Document segment:
━━━━━━━━━━━━━━━━
It just occurred to me that what he was doing was stuff some women might experience in relationships. So I thought I'd ask.

I need a lot of time and space to myself so I couldn't imagine being in a proper relationship with someone who did these things. I see him once a fortnight or so. This sort of thing more often would drive me mad I think! 🤣

OP posts:
Gerwurtztraminer · 08/07/2021 18:12

I'm surprised at people saying it's normal for a relationship if not FWB's, as for me it would be on the edge of too much for both scenarios.

Messaging every day would definitely be way too much on it's own - I'd feel really stifled by that - and pulling me back for a hug etc would be put a stop to immediately. In my family we all hate 'being mauled' as it's called and are just not 'huggy' types. Plus it feels possessive when coming from a man. Ditto some of the other examples, OK in (very small) moderation. More is too much..

I don't think it's cold or stand-offish or emotionally stunted - you can be kind, close and intimate without being clingy and needy. But l I suspect lots of women who have never lived alone/been single for longer periods are simply not used to being as independent and don't find such behaviour as smothering as people like you and I do. Each to their own!
━━━━━━━━━━━━━━━━
[Dataset entries]
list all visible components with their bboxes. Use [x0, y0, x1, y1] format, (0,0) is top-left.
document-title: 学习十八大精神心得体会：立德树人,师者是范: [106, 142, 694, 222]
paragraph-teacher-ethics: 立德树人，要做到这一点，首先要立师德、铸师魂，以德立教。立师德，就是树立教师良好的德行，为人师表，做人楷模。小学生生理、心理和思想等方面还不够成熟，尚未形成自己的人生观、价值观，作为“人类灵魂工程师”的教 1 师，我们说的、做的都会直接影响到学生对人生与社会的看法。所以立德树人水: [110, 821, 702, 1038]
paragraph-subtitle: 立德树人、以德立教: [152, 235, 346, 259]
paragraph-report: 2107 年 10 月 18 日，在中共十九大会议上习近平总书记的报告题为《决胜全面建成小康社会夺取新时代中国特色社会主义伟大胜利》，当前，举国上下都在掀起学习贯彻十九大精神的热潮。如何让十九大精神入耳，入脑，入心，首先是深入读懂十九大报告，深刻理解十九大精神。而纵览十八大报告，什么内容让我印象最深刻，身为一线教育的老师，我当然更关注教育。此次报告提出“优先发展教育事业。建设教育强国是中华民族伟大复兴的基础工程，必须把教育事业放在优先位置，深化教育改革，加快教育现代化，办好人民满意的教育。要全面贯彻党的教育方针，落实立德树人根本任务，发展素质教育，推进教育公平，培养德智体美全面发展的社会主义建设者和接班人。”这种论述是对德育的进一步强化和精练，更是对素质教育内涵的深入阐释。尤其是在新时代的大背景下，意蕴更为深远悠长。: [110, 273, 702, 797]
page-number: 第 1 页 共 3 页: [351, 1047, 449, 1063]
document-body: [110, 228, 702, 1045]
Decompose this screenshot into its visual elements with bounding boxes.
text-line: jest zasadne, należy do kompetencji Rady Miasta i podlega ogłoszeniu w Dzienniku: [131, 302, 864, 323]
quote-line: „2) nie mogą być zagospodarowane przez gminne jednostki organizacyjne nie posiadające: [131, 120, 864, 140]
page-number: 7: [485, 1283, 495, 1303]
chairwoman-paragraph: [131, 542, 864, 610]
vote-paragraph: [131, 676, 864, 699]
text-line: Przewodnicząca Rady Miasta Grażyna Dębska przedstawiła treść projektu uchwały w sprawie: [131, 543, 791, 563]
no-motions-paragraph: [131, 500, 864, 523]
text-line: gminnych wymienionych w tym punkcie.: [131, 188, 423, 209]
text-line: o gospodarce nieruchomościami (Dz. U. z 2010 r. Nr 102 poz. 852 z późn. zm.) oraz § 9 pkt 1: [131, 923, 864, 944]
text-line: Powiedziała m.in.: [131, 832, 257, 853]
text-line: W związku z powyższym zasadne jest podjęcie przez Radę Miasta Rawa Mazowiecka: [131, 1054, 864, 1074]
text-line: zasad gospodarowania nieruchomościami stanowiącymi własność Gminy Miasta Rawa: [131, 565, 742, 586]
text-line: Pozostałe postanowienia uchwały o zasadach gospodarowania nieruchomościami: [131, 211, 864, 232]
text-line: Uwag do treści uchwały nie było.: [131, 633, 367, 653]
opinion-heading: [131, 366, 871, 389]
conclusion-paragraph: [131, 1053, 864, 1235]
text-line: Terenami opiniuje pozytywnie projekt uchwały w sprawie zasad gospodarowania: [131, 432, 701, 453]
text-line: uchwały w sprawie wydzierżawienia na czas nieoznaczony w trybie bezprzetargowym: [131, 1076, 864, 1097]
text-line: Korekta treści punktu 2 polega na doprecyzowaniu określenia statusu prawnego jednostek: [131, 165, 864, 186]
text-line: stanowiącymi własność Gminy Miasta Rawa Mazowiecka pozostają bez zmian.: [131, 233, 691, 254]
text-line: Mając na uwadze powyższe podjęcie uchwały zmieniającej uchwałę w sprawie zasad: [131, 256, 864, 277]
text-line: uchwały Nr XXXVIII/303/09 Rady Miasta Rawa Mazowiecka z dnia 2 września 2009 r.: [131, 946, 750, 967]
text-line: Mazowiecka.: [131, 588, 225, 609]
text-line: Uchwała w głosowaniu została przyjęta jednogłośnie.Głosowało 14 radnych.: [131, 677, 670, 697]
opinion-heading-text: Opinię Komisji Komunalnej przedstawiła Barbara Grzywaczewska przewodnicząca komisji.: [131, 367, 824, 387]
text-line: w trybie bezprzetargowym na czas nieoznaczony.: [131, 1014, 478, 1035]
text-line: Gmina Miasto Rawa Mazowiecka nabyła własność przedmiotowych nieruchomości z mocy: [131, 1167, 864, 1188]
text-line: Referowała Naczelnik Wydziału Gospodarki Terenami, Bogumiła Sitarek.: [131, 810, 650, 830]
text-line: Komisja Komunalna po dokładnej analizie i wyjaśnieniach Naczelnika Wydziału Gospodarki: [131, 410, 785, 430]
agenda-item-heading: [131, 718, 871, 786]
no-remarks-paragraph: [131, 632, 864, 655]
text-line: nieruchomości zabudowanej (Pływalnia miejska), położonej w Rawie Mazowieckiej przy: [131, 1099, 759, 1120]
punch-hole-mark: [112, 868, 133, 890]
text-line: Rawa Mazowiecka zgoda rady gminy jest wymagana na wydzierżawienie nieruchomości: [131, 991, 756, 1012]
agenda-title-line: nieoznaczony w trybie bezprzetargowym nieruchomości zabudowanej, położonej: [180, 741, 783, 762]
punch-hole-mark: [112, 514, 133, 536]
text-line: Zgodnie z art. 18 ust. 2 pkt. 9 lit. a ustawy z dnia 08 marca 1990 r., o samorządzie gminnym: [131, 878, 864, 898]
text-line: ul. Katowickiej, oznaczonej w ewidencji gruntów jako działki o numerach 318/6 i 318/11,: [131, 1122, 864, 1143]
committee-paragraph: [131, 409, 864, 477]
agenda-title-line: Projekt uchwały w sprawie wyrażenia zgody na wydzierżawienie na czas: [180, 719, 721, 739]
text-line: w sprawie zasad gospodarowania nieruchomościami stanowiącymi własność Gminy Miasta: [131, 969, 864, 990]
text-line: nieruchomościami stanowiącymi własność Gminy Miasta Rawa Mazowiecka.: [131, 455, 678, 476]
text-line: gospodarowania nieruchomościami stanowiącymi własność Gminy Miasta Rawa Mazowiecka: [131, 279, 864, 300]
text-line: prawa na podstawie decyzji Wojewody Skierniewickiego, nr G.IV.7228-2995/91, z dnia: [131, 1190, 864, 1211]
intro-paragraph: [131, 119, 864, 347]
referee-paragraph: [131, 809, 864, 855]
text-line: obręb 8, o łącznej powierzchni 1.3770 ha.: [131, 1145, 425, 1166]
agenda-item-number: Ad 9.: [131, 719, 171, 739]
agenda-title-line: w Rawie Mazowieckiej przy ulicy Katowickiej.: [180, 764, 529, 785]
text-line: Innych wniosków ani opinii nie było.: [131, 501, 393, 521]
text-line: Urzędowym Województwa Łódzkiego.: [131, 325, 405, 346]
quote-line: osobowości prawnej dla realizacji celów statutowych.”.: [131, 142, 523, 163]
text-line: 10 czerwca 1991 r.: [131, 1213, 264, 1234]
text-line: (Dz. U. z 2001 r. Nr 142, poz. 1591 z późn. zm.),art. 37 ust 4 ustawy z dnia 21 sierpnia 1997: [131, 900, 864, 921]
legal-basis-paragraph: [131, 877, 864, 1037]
━━━━━━━━━━━━━━━━
Activity list:
• 1. Translate the sentence "I see him once a fortnight or so." from the forum excerpt into Spanish.
• 2. Reproduce the forum excerpt word for word, covering everything from "Messaging every day" down to "to their own!".

Written responses:
• 1. Lo veo cada quince días, más o menos.

• 2.
Messaging every day would definitely be way too much on it's own - I'd feel really stifled by that - and pulling me back for a hug etc would be put a stop to immediately. In my family we all hate 'being mauled' as it's called and are just not 'huggy' types. Plus it feels possessive when coming from a man. Ditto some of the other examples, OK in (very small) moderation. More is too much..

I don't think it's cold or stand-offish or emotionally stunted - you can be kind, close and intimate without being clingy and needy. But l I suspect lots of women who have never lived alone/been single for longer periods are simply not used to being as independent and don't find such behaviour as smothering as people like you and I do. Each to their own!